### Your objective
Below are records to be output exactly, every one of them.

[A run of records]
::::::::::

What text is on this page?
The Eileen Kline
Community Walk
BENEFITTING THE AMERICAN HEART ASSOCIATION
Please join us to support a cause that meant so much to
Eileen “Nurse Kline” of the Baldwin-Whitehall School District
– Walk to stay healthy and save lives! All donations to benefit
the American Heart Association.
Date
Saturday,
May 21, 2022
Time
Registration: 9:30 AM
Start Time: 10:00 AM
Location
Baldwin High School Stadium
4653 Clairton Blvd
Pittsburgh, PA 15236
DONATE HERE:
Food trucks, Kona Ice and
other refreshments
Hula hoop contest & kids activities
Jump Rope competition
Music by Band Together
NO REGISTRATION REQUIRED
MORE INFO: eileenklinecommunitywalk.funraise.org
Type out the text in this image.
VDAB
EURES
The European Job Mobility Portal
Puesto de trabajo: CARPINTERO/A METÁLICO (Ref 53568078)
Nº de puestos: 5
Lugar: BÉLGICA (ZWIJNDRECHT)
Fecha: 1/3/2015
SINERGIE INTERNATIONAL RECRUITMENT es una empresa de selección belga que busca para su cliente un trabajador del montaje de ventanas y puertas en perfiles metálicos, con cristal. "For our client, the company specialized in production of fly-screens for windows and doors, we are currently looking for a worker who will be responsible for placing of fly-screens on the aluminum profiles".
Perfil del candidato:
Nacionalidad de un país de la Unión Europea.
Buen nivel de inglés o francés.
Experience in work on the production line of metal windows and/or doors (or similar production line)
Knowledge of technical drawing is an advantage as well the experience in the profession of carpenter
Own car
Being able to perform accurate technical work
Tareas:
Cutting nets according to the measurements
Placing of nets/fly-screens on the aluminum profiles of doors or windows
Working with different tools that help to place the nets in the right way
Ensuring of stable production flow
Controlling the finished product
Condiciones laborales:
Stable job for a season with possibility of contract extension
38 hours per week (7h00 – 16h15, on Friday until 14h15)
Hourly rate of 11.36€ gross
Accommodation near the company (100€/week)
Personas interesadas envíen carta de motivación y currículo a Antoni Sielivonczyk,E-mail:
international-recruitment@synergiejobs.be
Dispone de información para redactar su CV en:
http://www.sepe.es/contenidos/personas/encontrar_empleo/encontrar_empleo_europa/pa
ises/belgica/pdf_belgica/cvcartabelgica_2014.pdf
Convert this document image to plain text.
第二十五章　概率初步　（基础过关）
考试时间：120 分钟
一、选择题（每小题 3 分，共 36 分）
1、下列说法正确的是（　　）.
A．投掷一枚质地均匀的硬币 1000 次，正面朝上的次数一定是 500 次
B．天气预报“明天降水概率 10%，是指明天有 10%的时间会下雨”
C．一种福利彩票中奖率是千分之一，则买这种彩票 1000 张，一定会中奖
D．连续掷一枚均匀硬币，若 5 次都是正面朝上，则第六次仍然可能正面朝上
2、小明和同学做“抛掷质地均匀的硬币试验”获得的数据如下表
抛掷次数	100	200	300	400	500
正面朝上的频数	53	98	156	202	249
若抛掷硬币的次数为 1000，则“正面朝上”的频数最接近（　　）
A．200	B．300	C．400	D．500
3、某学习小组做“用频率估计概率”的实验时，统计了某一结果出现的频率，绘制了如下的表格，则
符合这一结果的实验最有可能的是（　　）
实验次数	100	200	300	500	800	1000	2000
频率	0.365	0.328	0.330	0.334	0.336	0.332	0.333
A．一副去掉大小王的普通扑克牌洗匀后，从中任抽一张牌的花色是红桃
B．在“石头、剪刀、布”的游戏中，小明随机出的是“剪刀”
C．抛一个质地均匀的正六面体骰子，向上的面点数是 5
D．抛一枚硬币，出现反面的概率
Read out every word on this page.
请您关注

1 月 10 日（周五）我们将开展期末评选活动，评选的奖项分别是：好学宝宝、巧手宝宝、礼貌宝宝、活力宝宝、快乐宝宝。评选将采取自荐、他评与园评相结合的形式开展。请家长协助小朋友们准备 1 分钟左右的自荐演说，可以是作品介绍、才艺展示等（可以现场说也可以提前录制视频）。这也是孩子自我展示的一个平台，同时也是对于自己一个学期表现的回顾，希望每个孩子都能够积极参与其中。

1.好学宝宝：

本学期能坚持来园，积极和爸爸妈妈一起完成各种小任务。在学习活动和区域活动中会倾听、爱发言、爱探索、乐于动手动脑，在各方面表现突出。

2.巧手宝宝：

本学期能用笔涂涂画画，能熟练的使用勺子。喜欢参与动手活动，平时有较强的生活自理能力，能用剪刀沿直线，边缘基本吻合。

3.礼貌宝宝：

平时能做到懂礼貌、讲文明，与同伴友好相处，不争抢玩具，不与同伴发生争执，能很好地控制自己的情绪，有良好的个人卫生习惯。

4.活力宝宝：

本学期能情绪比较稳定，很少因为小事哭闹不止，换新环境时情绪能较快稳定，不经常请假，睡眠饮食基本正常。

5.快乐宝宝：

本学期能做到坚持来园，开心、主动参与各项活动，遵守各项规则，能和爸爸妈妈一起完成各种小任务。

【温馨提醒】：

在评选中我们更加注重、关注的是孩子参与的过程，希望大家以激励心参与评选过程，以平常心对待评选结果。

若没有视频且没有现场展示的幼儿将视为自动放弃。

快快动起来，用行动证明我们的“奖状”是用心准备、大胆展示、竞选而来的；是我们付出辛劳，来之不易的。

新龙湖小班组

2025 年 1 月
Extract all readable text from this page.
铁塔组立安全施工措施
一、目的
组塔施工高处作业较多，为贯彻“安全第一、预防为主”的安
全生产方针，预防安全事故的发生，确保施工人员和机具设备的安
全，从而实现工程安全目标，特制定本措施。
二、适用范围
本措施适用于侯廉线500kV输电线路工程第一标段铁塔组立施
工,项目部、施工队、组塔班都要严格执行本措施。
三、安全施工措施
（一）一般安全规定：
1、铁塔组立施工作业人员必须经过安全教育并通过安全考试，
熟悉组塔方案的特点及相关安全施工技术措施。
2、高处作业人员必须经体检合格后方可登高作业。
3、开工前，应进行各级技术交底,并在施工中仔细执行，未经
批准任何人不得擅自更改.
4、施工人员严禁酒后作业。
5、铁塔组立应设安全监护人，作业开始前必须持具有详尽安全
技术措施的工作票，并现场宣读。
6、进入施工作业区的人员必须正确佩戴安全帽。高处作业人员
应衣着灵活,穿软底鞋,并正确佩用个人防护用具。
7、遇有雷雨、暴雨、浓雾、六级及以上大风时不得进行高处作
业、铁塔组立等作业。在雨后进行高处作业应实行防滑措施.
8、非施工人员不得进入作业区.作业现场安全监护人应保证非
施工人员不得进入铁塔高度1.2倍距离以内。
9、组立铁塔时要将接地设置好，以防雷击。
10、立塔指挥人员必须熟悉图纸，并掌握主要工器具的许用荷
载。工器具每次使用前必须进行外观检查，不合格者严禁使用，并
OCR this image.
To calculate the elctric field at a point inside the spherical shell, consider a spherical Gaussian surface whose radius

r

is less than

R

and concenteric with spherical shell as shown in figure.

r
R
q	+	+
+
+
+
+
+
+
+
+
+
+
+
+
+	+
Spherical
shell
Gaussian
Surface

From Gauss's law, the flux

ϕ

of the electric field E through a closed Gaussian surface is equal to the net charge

::::::::::

### The reply
What text is on this page?
The Eileen Kline
Community Walk
BENEFITTING THE AMERICAN HEART ASSOCIATION
Please join us to support a cause that meant so much to
Eileen “Nurse Kline” of the Baldwin-Whitehall School District
– Walk to stay healthy and save lives! All donations to benefit
the American Heart Association.
Date
Saturday,
May 21, 2022
Time
Registration: 9:30 AM
Start Time: 10:00 AM
Location
Baldwin High School Stadium
4653 Clairton Blvd
Pittsburgh, PA 15236
DONATE HERE:
Food trucks, Kona Ice and
other refreshments
Hula hoop contest & kids activities
Jump Rope competition
Music by Band Together
NO REGISTRATION REQUIRED
MORE INFO: eileenklinecommunitywalk.funraise.org
Type out the text in this image.
VDAB
EURES
The European Job Mobility Portal
Puesto de trabajo: CARPINTERO/A METÁLICO (Ref 53568078)
Nº de puestos: 5
Lugar: BÉLGICA (ZWIJNDRECHT)
Fecha: 1/3/2015
SINERGIE INTERNATIONAL RECRUITMENT es una empresa de selección belga que busca para su cliente un trabajador del montaje de ventanas y puertas en perfiles metálicos, con cristal. "For our client, the company specialized in production of fly-screens for windows and doors, we are currently looking for a worker who will be responsible for placing of fly-screens on the aluminum profiles".
Perfil del candidato:
Nacionalidad de un país de la Unión Europea.
Buen nivel de inglés o francés.
Experience in work on the production line of metal windows and/or doors (or similar production line)
Knowledge of technical drawing is an advantage as well the experience in the profession of carpenter
Own car
Being able to perform accurate technical work
Tareas:
Cutting nets according to the measurements
Placing of nets/fly-screens on the aluminum profiles of doors or windows
Working with different tools that help to place the nets in the right way
Ensuring of stable production flow
Controlling the finished product
Condiciones laborales:
Stable job for a season with possibility of contract extension
38 hours per week (7h00 – 16h15, on Friday until 14h15)
Hourly rate of 11.36€ gross
Accommodation near the company (100€/week)
Personas interesadas envíen carta de motivación y currículo a Antoni Sielivonczyk,E-mail:
international-recruitment@synergiejobs.be
Dispone de información para redactar su CV en:
http://www.sepe.es/contenidos/personas/encontrar_empleo/encontrar_empleo_europa/pa
ises/belgica/pdf_belgica/cvcartabelgica_2014.pdf
Convert this document image to plain text.
第二十五章　概率初步　（基础过关）
考试时间：120 分钟
一、选择题（每小题 3 分，共 36 分）
1、下列说法正确的是（　　）.
A．投掷一枚质地均匀的硬币 1000 次，正面朝上的次数一定是 500 次
B．天气预报“明天降水概率 10%，是指明天有 10%的时间会下雨”
C．一种福利彩票中奖率是千分之一，则买这种彩票 1000 张，一定会中奖
D．连续掷一枚均匀硬币，若 5 次都是正面朝上，则第六次仍然可能正面朝上
2、小明和同学做“抛掷质地均匀的硬币试验”获得的数据如下表
抛掷次数	100	200	300	400	500
正面朝上的频数	53	98	156	202	249
若抛掷硬币的次数为 1000，则“正面朝上”的频数最接近（　　）
A．200	B．300	C．400	D．500
3、某学习小组做“用频率估计概率”的实验时，统计了某一结果出现的频率，绘制了如下的表格，则
符合这一结果的实验最有可能的是（　　）
实验次数	100	200	300	500	800	1000	2000
频率	0.365	0.328	0.330	0.334	0.336	0.332	0.333
A．一副去掉大小王的普通扑克牌洗匀后，从中任抽一张牌的花色是红桃
B．在“石头、剪刀、布”的游戏中，小明随机出的是“剪刀”
C．抛一个质地均匀的正六面体骰子，向上的面点数是 5
D．抛一枚硬币，出现反面的概率
Read out every word on this page.
请您关注

1 月 10 日（周五）我们将开展期末评选活动，评选的奖项分别是：好学宝宝、巧手宝宝、礼貌宝宝、活力宝宝、快乐宝宝。评选将采取自荐、他评与园评相结合的形式开展。请家长协助小朋友们准备 1 分钟左右的自荐演说，可以是作品介绍、才艺展示等（可以现场说也可以提前录制视频）。这也是孩子自我展示的一个平台，同时也是对于自己一个学期表现的回顾，希望每个孩子都能够积极参与其中。

1.好学宝宝：

本学期能坚持来园，积极和爸爸妈妈一起完成各种小任务。在学习活动和区域活动中会倾听、爱发言、爱探索、乐于动手动脑，在各方面表现突出。

2.巧手宝宝：

本学期能用笔涂涂画画，能熟练的使用勺子。喜欢参与动手活动，平时有较强的生活自理能力，能用剪刀沿直线，边缘基本吻合。

3.礼貌宝宝：

平时能做到懂礼貌、讲文明，与同伴友好相处，不争抢玩具，不与同伴发生争执，能很好地控制自己的情绪，有良好的个人卫生习惯。

4.活力宝宝：

本学期能情绪比较稳定，很少因为小事哭闹不止，换新环境时情绪能较快稳定，不经常请假，睡眠饮食基本正常。

5.快乐宝宝：

本学期能做到坚持来园，开心、主动参与各项活动，遵守各项规则，能和爸爸妈妈一起完成各种小任务。

【温馨提醒】：

在评选中我们更加注重、关注的是孩子参与的过程，希望大家以激励心参与评选过程，以平常心对待评选结果。

若没有视频且没有现场展示的幼儿将视为自动放弃。

快快动起来，用行动证明我们的“奖状”是用心准备、大胆展示、竞选而来的；是我们付出辛劳，来之不易的。

新龙湖小班组

2025 年 1 月
Extract all readable text from this page.
铁塔组立安全施工措施
一、目的
组塔施工高处作业较多，为贯彻“安全第一、预防为主”的安
全生产方针，预防安全事故的发生，确保施工人员和机具设备的安
全，从而实现工程安全目标，特制定本措施。
二、适用范围
本措施适用于侯廉线500kV输电线路工程第一标段铁塔组立施
工,项目部、施工队、组塔班都要严格执行本措施。
三、安全施工措施
（一）一般安全规定：
1、铁塔组立施工作业人员必须经过安全教育并通过安全考试，
熟悉组塔方案的特点及相关安全施工技术措施。
2、高处作业人员必须经体检合格后方可登高作业。
3、开工前，应进行各级技术交底,并在施工中仔细执行，未经
批准任何人不得擅自更改.
4、施工人员严禁酒后作业。
5、铁塔组立应设安全监护人，作业开始前必须持具有详尽安全
技术措施的工作票，并现场宣读。
6、进入施工作业区的人员必须正确佩戴安全帽。高处作业人员
应衣着灵活,穿软底鞋,并正确佩用个人防护用具。
7、遇有雷雨、暴雨、浓雾、六级及以上大风时不得进行高处作
业、铁塔组立等作业。在雨后进行高处作业应实行防滑措施.
8、非施工人员不得进入作业区.作业现场安全监护人应保证非
施工人员不得进入铁塔高度1.2倍距离以内。
9、组立铁塔时要将接地设置好，以防雷击。
10、立塔指挥人员必须熟悉图纸，并掌握主要工器具的许用荷
载。工器具每次使用前必须进行外观检查，不合格者严禁使用，并
OCR this image.
To calculate the elctric field at a point inside the spherical shell, consider a spherical Gaussian surface whose radius

r

is less than

R

and concenteric with spherical shell as shown in figure.

r
R
q	+	+
+
+
+
+
+
+
+
+
+
+
+
+
+	+
Spherical
shell
Gaussian
Surface

From Gauss's law, the flux

ϕ

of the electric field E through a closed Gaussian surface is equal to the net charge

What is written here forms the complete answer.